◆ **Set exercise**:
Where a line in the listing contains the string "image", copy that line out.

◆ **Provided data**:
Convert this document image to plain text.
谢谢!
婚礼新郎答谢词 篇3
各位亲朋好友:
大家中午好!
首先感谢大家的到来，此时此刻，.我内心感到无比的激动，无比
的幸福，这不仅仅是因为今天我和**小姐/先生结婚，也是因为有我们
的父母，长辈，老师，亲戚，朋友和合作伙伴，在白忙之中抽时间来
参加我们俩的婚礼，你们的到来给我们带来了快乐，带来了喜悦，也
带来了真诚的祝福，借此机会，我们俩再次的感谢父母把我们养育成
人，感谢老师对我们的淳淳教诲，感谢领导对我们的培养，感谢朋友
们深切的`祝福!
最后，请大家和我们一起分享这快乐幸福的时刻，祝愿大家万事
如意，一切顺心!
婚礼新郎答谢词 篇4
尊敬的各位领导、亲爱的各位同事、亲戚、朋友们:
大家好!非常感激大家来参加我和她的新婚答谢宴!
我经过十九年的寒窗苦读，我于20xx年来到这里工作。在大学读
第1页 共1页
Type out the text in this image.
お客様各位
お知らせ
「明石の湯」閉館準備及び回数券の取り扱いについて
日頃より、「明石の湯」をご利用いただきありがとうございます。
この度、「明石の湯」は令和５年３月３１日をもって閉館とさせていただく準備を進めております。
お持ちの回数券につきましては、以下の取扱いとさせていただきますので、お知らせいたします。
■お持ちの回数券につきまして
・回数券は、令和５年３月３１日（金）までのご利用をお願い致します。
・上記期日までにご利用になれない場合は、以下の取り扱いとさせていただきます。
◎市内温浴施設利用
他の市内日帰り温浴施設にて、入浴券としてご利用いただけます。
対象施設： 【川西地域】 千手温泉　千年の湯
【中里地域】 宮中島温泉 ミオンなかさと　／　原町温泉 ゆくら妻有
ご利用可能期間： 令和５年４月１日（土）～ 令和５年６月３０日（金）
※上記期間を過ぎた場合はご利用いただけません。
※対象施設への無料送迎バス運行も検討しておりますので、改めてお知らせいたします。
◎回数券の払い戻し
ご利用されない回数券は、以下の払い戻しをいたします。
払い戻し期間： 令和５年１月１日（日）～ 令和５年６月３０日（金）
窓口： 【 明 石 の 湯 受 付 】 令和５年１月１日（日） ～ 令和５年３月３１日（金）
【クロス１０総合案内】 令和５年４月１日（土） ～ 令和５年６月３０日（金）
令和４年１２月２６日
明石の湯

◆ **Result of the exercise**:
Convert this document image to plain text.
Type out the text in this image.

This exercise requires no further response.